**GIVEN TASK**. Please transcribe the data below exactly. Leave the pictures out.

━━━━━ RECORDS SHOWN

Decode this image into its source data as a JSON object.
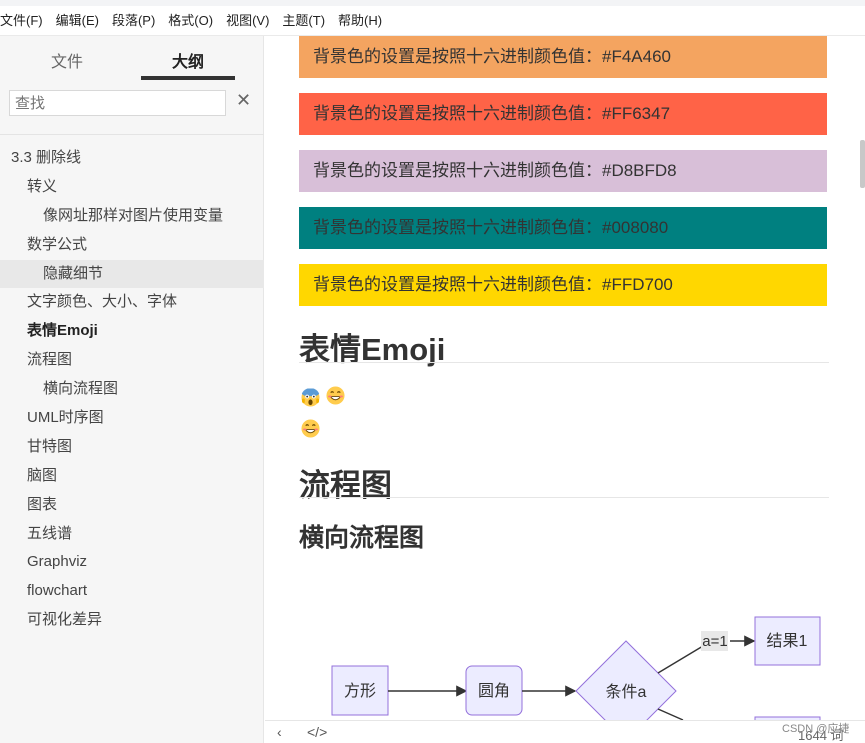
{
  "menu": {
    "items": [
      "文件(F)",
      "编辑(E)",
      "段落(P)",
      "格式(O)",
      "视图(V)",
      "主题(T)",
      "帮助(H)"
    ]
  },
  "sidebar": {
    "tabs": {
      "files": "文件",
      "outline": "大纲"
    },
    "search": {
      "placeholder": "查找"
    },
    "close_icon": "close-icon",
    "outline": [
      {
        "label": "3.3 删除线",
        "level": 1
      },
      {
        "label": "转义",
        "level": 2
      },
      {
        "label": "像网址那样对图片使用变量",
        "level": 3
      },
      {
        "label": "数学公式",
        "level": 2
      },
      {
        "label": "隐藏细节",
        "level": 3,
        "active": true
      },
      {
        "label": "文字颜色、大小、字体",
        "level": 2
      },
      {
        "label": "表情Emoji",
        "level": 2,
        "bold": true
      },
      {
        "label": "流程图",
        "level": 2
      },
      {
        "label": "横向流程图",
        "level": 3
      },
      {
        "label": "UML时序图",
        "level": 2
      },
      {
        "label": "甘特图",
        "level": 2
      },
      {
        "label": "脑图",
        "level": 2
      },
      {
        "label": "图表",
        "level": 2
      },
      {
        "label": "五线谱",
        "level": 2
      },
      {
        "label": "Graphviz",
        "level": 2
      },
      {
        "label": "flowchart",
        "level": 2
      },
      {
        "label": "可视化差异",
        "level": 2
      }
    ]
  },
  "content": {
    "color_boxes": [
      {
        "text": "背景色的设置是按照十六进制颜色值：#F4A460",
        "color": "#F4A460"
      },
      {
        "text": "背景色的设置是按照十六进制颜色值：#FF6347",
        "color": "#FF6347"
      },
      {
        "text": "背景色的设置是按照十六进制颜色值：#D8BFD8",
        "color": "#D8BFD8"
      },
      {
        "text": "背景色的设置是按照十六进制颜色值：#008080",
        "color": "#008080"
      },
      {
        "text": "背景色的设置是按照十六进制颜色值：#FFD700",
        "color": "#FFD700"
      }
    ],
    "heading_emoji": "表情Emoji",
    "emojis": [
      "scream-emoji",
      "grin-emoji",
      "grin-emoji"
    ],
    "heading_flow": "流程图",
    "heading_hflow": "横向流程图",
    "flowchart": {
      "nodes": {
        "square": "方形",
        "rounded": "圆角",
        "condition": "条件a",
        "result1": "结果1"
      },
      "edge_label": "a=1"
    }
  },
  "statusbar": {
    "back_icon": "‹",
    "code_icon": "</>",
    "word_count": "1644 词"
  },
  "watermark": "CSDN @应捷"
}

━━━━━━━━━━

**FINAL RESULT**.
Decode this image into its source data as a JSON object.
{
  "menu": {
    "items": [
      "文件(F)",
      "编辑(E)",
      "段落(P)",
      "格式(O)",
      "视图(V)",
      "主题(T)",
      "帮助(H)"
    ]
  },
  "sidebar": {
    "tabs": {
      "files": "文件",
      "outline": "大纲"
    },
    "search": {
      "placeholder": "查找"
    },
    "close_icon": "close-icon",
    "outline": [
      {
        "label": "3.3 删除线",
        "level": 1
      },
      {
        "label": "转义",
        "level": 2
      },
      {
        "label": "像网址那样对图片使用变量",
        "level": 3
      },
      {
        "label": "数学公式",
        "level": 2
      },
      {
        "label": "隐藏细节",
        "level": 3,
        "active": true
      },
      {
        "label": "文字颜色、大小、字体",
        "level": 2
      },
      {
        "label": "表情Emoji",
        "level": 2,
        "bold": true
      },
      {
        "label": "流程图",
        "level": 2
      },
      {
        "label": "横向流程图",
        "level": 3
      },
      {
        "label": "UML时序图",
        "level": 2
      },
      {
        "label": "甘特图",
        "level": 2
      },
      {
        "label": "脑图",
        "level": 2
      },
      {
        "label": "图表",
        "level": 2
      },
      {
        "label": "五线谱",
        "level": 2
      },
      {
        "label": "Graphviz",
        "level": 2
      },
      {
        "label": "flowchart",
        "level": 2
      },
      {
        "label": "可视化差异",
        "level": 2
      }
    ]
  },
  "content": {
    "color_boxes": [
      {
        "text": "背景色的设置是按照十六进制颜色值：#F4A460",
        "color": "#F4A460"
      },
      {
        "text": "背景色的设置是按照十六进制颜色值：#FF6347",
        "color": "#FF6347"
      },
      {
        "text": "背景色的设置是按照十六进制颜色值：#D8BFD8",
        "color": "#D8BFD8"
      },
      {
        "text": "背景色的设置是按照十六进制颜色值：#008080",
        "color": "#008080"
      },
      {
        "text": "背景色的设置是按照十六进制颜色值：#FFD700",
        "color": "#FFD700"
      }
    ],
    "heading_emoji": "表情Emoji",
    "emojis": [
      "scream-emoji",
      "grin-emoji",
      "grin-emoji"
    ],
    "heading_flow": "流程图",
    "heading_hflow": "横向流程图",
    "flowchart": {
      "nodes": {
        "square": "方形",
        "rounded": "圆角",
        "condition": "条件a",
        "result1": "结果1"
      },
      "edge_label": "a=1"
    }
  },
  "statusbar": {
    "back_icon": "‹",
    "code_icon": "</>",
    "word_count": "1644 词"
  },
  "watermark": "CSDN @应捷"
}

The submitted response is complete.